Without the images, print all the entries below exactly as given.

++++ STORED DATA

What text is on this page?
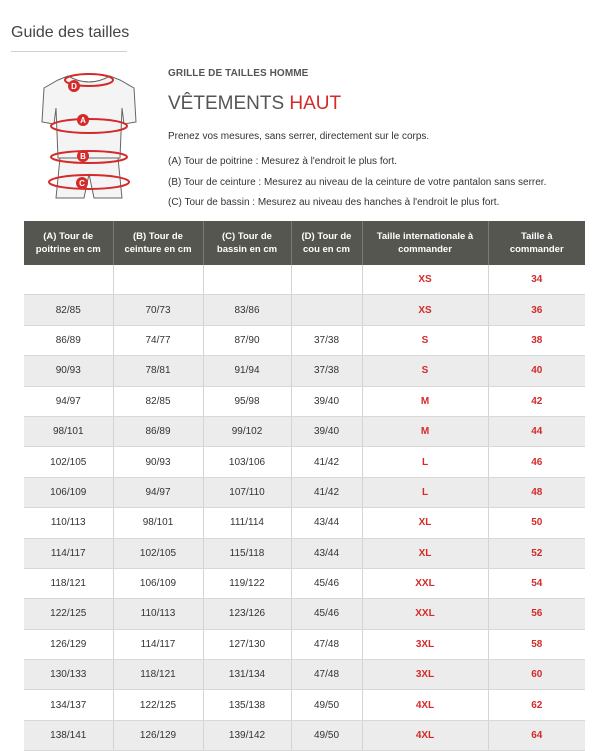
Guide des tailles
D
A
B
C
GRILLE DE TAILLES HOMME
VÊTEMENTS HAUT
Prenez vos mesures, sans serrer, directement sur le corps.
(A) Tour de poitrine : Mesurez à l'endroit le plus fort.
(B) Tour de ceinture : Mesurez au niveau de la ceinture de votre pantalon sans serrer.
(C) Tour de bassin : Mesurez au niveau des hanches à l'endroit le plus fort.
(A) Tour de
poitrine en cm	(B) Tour de
ceinture en cm	(C) Tour de
bassin en cm	(D) Tour de
cou en cm	Taille internationale à
commander	Taille à
commander
				XS	34
82/85	70/73	83/86		XS	36
86/89	74/77	87/90	37/38	S	38
90/93	78/81	91/94	37/38	S	40
94/97	82/85	95/98	39/40	M	42
98/101	86/89	99/102	39/40	M	44
102/105	90/93	103/106	41/42	L	46
106/109	94/97	107/110	41/42	L	48
110/113	98/101	111/114	43/44	XL	50
114/117	102/105	115/118	43/44	XL	52
118/121	106/109	119/122	45/46	XXL	54
122/125	110/113	123/126	45/46	XXL	56
126/129	114/117	127/130	47/48	3XL	58
130/133	118/121	131/134	47/48	3XL	60
134/137	122/125	135/138	49/50	4XL	62
138/141	126/129	139/142	49/50	4XL	64
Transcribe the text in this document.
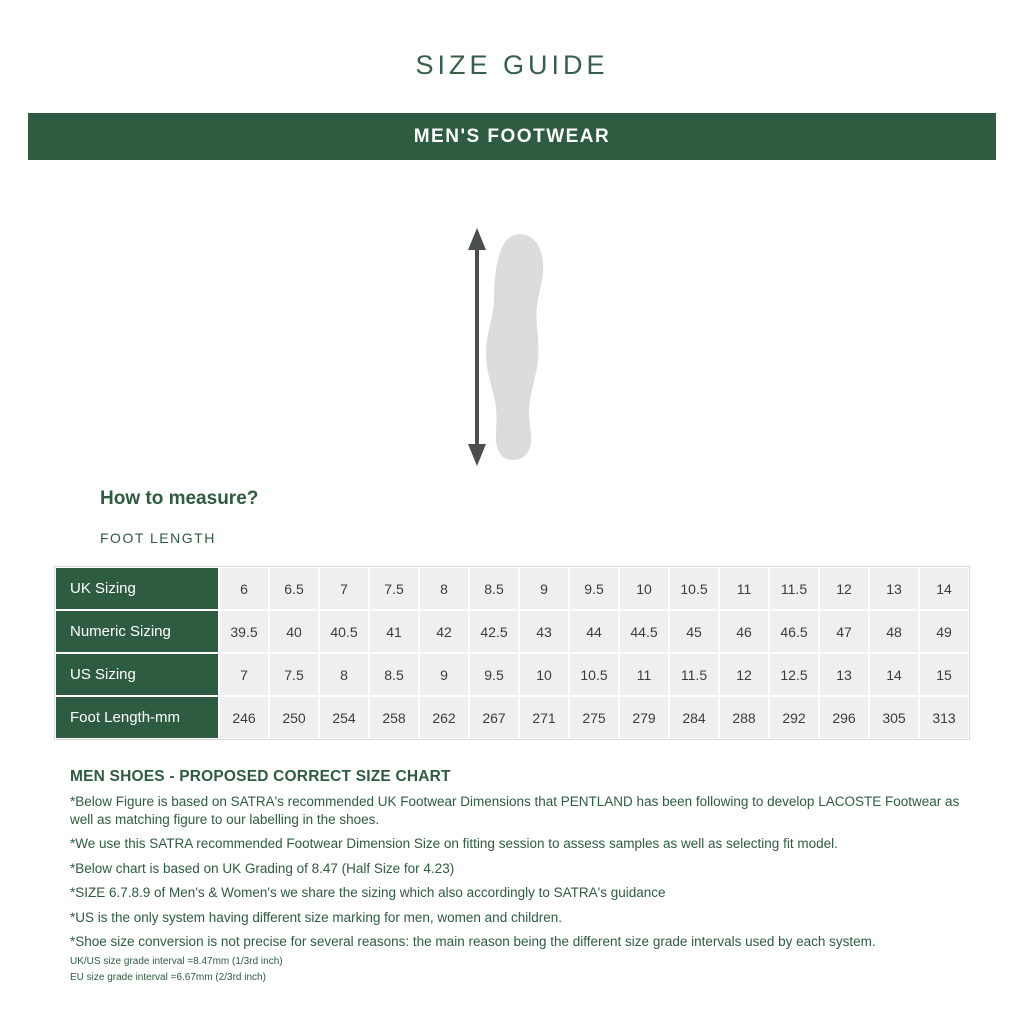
SIZE GUIDE
MEN'S FOOTWEAR
How to measure?
FOOT LENGTH
UK Sizing	6	6.5	7	7.5	8	8.5	9	9.5	10	10.5	11	11.5	12	13	14
Numeric Sizing	39.5	40	40.5	41	42	42.5	43	44	44.5	45	46	46.5	47	48	49
US Sizing	7	7.5	8	8.5	9	9.5	10	10.5	11	11.5	12	12.5	13	14	15
Foot Length-mm	246	250	254	258	262	267	271	275	279	284	288	292	296	305	313
MEN SHOES - PROPOSED CORRECT SIZE CHART
*Below Figure is based on SATRA's recommended UK Footwear Dimensions that PENTLAND has been following to develop LACOSTE Footwear as well as matching figure to our labelling in the shoes.
*We use this SATRA recommended Footwear Dimension Size on fitting session to assess samples as well as selecting fit model.
*Below chart is based on UK Grading of 8.47 (Half Size for 4.23)
*SIZE 6.7.8.9 of Men's & Women's we share the sizing which also accordingly to SATRA's guidance
*US is the only system having different size marking for men, women and children.
*Shoe size conversion is not precise for several reasons: the main reason being the different size grade intervals used by each system.
UK/US size grade interval =8.47mm (1/3rd inch)
EU size grade interval =6.67mm (2/3rd inch)
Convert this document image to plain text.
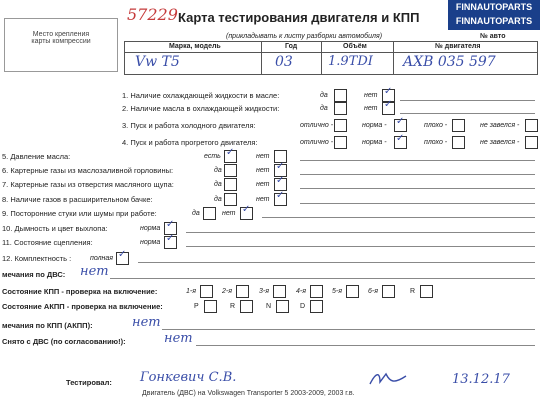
FINNAUTOPARTS
FINNAUTOPARTS
Место крепления
карты компрессии
57229 Карта тестирования двигателя и КПП
(прикладывать к листу разборки автомобиля)	№ авто
Марка, модель	Год	Объём	№ двигателя
Vw T5	03	1.9TDI AXB 035 597
1. Наличие охлаждающей жидкости в масле:	да	нет ✓
2. Наличие масла в охлаждающей жидкости:	да	нет ✓
3. Пуск и работа холодного двигателя:	отлично -	норма - ✓	плохо -	не завелся -
4. Пуск и работа прогретого двигателя:	отлично -	норма - ✓	плохо -	не завелся -
5. Давление масла:	есть ✓	нет
6. Картерные газы из маслозаливной горловины:	да	нет ✓
7. Картерные газы из отверстия масляного щупа:	да	нет ✓
8. Наличие газов в расширительном бачке:	да	нет ✓
9. Посторонние стуки или шумы при работе:	да	нет ✓
10. Дымность и цвет выхлопа:	норма ✓
11. Состояние сцепления:	норма ✓
12. Комплектность :	полная ✓
мечания по ДВС: нет
Состояние КПП - проверка на включение:	1-я	2-я	3-я	4-я	5-я	6-я	R
Состояние АКПП - проверка на включение:	P	R	N	D
мечания по КПП (АКПП):	нет
Снято с ДВС (по согласованию!):	нет
Тестировал: Гонкевич С.В.	13.12.17
Двигатель (ДВС) на Volkswagen Transporter 5 2003-2009, 2003 г.в.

++++++++

# RIGHT ANSWER
What text is on this page?
Guide des tailles
D
A
B
C
GRILLE DE TAILLES HOMME
VÊTEMENTS HAUT
Prenez vos mesures, sans serrer, directement sur le corps.
(A) Tour de poitrine : Mesurez à l'endroit le plus fort.
(B) Tour de ceinture : Mesurez au niveau de la ceinture de votre pantalon sans serrer.
(C) Tour de bassin : Mesurez au niveau des hanches à l'endroit le plus fort.
(A) Tour de
poitrine en cm	(B) Tour de
ceinture en cm	(C) Tour de
bassin en cm	(D) Tour de
cou en cm	Taille internationale à
commander	Taille à
commander
				XS	34
82/85	70/73	83/86		XS	36
86/89	74/77	87/90	37/38	S	38
90/93	78/81	91/94	37/38	S	40
94/97	82/85	95/98	39/40	M	42
98/101	86/89	99/102	39/40	M	44
102/105	90/93	103/106	41/42	L	46
106/109	94/97	107/110	41/42	L	48
110/113	98/101	111/114	43/44	XL	50
114/117	102/105	115/118	43/44	XL	52
118/121	106/109	119/122	45/46	XXL	54
122/125	110/113	123/126	45/46	XXL	56
126/129	114/117	127/130	47/48	3XL	58
130/133	118/121	131/134	47/48	3XL	60
134/137	122/125	135/138	49/50	4XL	62
138/141	126/129	139/142	49/50	4XL	64
Transcribe the text in this document.
SIZE GUIDE
MEN'S FOOTWEAR
How to measure?
FOOT LENGTH
UK Sizing	6	6.5	7	7.5	8	8.5	9	9.5	10	10.5	11	11.5	12	13	14
Numeric Sizing	39.5	40	40.5	41	42	42.5	43	44	44.5	45	46	46.5	47	48	49
US Sizing	7	7.5	8	8.5	9	9.5	10	10.5	11	11.5	12	12.5	13	14	15
Foot Length-mm	246	250	254	258	262	267	271	275	279	284	288	292	296	305	313
MEN SHOES - PROPOSED CORRECT SIZE CHART
*Below Figure is based on SATRA's recommended UK Footwear Dimensions that PENTLAND has been following to develop LACOSTE Footwear as well as matching figure to our labelling in the shoes.
*We use this SATRA recommended Footwear Dimension Size on fitting session to assess samples as well as selecting fit model.
*Below chart is based on UK Grading of 8.47 (Half Size for 4.23)
*SIZE 6.7.8.9 of Men's & Women's we share the sizing which also accordingly to SATRA's guidance
*US is the only system having different size marking for men, women and children.
*Shoe size conversion is not precise for several reasons: the main reason being the different size grade intervals used by each system.
UK/US size grade interval =8.47mm (1/3rd inch)
EU size grade interval =6.67mm (2/3rd inch)
Convert this document image to plain text.
FINNAUTOPARTS
FINNAUTOPARTS
Место крепления
карты компрессии
57229 Карта тестирования двигателя и КПП
(прикладывать к листу разборки автомобиля)	№ авто
Марка, модель	Год	Объём	№ двигателя
Vw T5	03	1.9TDI AXB 035 597
1. Наличие охлаждающей жидкости в масле:	да	нет ✓
2. Наличие масла в охлаждающей жидкости:	да	нет ✓
3. Пуск и работа холодного двигателя:	отлично -	норма - ✓	плохо -	не завелся -
4. Пуск и работа прогретого двигателя:	отлично -	норма - ✓	плохо -	не завелся -
5. Давление масла:	есть ✓	нет
6. Картерные газы из маслозаливной горловины:	да	нет ✓
7. Картерные газы из отверстия масляного щупа:	да	нет ✓
8. Наличие газов в расширительном бачке:	да	нет ✓
9. Посторонние стуки или шумы при работе:	да	нет ✓
10. Дымность и цвет выхлопа:	норма ✓
11. Состояние сцепления:	норма ✓
12. Комплектность :	полная ✓
мечания по ДВС: нет
Состояние КПП - проверка на включение:	1-я	2-я	3-я	4-я	5-я	6-я	R
Состояние АКПП - проверка на включение:	P	R	N	D
мечания по КПП (АКПП):	нет
Снято с ДВС (по согласованию!):	нет
Тестировал: Гонкевич С.В.	13.12.17
Двигатель (ДВС) на Volkswagen Transporter 5 2003-2009, 2003 г.в.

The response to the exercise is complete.